Dataset items:
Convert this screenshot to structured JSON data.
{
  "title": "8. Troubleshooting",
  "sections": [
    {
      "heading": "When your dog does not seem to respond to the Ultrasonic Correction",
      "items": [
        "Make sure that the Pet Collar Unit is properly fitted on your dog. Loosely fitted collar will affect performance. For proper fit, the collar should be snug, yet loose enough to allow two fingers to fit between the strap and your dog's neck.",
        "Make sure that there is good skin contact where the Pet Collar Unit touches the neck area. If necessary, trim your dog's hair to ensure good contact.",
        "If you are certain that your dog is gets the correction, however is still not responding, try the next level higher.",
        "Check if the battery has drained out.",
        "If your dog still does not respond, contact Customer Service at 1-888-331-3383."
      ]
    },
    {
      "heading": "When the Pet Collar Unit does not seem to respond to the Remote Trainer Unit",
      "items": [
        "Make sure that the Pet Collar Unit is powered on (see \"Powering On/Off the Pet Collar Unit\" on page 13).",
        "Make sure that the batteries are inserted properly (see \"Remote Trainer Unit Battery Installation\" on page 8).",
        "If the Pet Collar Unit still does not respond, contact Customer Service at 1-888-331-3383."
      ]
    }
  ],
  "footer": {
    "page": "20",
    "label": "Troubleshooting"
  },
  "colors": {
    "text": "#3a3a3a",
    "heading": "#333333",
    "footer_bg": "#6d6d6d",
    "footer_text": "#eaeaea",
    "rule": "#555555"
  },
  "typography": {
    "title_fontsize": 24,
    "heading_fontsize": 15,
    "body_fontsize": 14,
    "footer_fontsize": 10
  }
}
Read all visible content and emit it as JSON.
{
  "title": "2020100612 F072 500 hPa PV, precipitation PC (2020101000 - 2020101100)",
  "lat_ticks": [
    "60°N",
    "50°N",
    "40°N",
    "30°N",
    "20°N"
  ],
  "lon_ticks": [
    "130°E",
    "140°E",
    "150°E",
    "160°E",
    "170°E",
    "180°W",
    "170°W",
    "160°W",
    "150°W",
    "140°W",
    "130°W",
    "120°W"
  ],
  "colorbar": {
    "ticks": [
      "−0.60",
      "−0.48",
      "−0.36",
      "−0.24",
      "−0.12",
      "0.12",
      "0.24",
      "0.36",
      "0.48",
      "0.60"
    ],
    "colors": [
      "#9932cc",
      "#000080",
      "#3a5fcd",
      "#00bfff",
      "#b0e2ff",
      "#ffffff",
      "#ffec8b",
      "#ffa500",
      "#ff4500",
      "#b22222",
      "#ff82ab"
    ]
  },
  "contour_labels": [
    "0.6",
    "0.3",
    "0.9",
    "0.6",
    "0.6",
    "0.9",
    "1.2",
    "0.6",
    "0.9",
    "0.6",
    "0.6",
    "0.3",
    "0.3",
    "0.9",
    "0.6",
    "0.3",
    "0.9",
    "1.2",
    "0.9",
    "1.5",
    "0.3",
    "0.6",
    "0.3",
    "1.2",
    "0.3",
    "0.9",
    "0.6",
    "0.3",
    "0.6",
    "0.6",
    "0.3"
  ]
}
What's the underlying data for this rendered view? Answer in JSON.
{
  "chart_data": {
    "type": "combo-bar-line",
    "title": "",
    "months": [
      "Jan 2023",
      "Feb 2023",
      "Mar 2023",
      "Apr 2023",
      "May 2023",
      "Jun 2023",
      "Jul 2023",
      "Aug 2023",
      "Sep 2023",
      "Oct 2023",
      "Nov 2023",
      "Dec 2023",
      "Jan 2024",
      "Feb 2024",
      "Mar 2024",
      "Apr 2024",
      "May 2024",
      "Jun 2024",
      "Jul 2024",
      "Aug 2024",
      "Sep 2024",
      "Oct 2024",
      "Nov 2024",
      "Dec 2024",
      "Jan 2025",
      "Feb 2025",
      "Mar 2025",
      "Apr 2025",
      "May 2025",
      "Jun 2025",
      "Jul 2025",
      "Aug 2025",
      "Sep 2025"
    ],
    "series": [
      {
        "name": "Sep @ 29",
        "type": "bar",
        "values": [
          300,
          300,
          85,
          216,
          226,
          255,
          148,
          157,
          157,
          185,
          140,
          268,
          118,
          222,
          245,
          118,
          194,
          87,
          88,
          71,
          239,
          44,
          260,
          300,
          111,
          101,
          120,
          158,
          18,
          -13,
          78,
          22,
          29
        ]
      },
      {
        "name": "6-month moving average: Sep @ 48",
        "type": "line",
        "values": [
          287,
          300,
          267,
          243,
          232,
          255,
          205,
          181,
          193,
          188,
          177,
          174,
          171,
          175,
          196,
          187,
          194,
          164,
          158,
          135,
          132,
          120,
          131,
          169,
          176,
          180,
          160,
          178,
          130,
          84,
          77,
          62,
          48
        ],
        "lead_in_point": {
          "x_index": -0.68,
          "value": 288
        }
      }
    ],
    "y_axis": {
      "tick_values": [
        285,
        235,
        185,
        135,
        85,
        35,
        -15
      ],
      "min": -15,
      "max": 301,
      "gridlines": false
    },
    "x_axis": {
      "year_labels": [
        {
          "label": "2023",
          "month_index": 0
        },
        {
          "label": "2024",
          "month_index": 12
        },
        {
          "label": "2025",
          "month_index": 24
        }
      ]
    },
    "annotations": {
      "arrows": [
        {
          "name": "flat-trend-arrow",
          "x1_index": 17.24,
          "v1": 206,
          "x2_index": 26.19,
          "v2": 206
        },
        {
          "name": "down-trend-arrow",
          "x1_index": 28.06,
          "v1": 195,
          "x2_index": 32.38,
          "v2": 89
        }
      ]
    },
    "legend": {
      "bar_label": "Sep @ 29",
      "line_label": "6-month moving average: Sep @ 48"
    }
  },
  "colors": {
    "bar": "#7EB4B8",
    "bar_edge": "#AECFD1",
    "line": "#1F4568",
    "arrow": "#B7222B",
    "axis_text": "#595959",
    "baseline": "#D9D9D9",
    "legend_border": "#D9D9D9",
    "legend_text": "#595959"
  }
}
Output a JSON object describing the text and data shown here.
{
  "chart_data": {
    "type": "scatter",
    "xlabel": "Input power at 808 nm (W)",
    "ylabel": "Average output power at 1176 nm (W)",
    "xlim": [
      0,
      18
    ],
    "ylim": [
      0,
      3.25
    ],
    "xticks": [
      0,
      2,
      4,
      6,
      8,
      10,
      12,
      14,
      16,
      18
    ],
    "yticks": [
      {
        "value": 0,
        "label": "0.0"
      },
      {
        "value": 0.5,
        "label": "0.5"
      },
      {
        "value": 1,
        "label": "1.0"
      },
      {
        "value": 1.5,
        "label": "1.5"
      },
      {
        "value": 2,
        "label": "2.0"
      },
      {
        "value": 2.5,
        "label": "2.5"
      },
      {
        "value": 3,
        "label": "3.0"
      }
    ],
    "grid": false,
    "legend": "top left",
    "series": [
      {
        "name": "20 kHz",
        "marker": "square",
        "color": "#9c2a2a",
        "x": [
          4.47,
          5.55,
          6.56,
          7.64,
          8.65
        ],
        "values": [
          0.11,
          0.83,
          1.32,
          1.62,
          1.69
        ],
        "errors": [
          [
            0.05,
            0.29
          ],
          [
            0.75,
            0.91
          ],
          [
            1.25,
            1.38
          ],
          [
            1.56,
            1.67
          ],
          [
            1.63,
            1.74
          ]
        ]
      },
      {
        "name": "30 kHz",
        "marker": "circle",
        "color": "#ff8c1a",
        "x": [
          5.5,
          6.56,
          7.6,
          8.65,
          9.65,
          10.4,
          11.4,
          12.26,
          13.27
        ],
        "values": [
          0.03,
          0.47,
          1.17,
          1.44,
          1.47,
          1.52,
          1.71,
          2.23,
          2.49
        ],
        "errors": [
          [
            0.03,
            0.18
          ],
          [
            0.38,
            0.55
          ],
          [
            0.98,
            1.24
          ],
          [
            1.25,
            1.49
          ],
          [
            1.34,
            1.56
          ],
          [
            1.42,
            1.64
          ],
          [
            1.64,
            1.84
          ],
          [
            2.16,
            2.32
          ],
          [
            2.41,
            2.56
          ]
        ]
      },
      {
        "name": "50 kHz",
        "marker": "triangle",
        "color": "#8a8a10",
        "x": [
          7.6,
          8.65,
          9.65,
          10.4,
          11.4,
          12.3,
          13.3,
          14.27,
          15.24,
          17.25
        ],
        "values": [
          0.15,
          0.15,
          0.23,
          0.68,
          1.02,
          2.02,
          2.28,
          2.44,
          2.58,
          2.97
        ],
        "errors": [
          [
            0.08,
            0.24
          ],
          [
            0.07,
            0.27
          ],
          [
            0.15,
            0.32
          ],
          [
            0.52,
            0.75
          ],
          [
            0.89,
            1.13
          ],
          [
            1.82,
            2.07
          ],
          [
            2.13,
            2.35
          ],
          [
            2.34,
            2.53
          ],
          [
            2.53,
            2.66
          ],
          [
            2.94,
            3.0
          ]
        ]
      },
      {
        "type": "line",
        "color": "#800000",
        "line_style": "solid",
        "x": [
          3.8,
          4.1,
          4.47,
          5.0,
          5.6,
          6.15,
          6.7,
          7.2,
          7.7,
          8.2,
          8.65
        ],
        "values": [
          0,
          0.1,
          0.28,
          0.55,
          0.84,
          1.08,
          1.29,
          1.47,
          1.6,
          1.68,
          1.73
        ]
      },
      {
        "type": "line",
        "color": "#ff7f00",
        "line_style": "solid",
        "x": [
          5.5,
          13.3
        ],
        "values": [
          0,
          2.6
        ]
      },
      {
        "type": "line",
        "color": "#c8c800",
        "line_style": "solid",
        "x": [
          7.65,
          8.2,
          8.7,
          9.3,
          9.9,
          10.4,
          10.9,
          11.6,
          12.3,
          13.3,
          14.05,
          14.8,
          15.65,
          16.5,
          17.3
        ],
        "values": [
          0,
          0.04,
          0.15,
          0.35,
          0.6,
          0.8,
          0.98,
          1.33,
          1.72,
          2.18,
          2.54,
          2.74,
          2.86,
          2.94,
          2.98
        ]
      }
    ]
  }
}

**Directions**. In the listing, find each line with the string "When" and copy it.

**Problem solution**.
      "heading": "When your dog does not seem to respond to the Ultrasonic Correction",
      "heading": "When the Pet Collar Unit does not seem to respond to the Remote Trainer Unit",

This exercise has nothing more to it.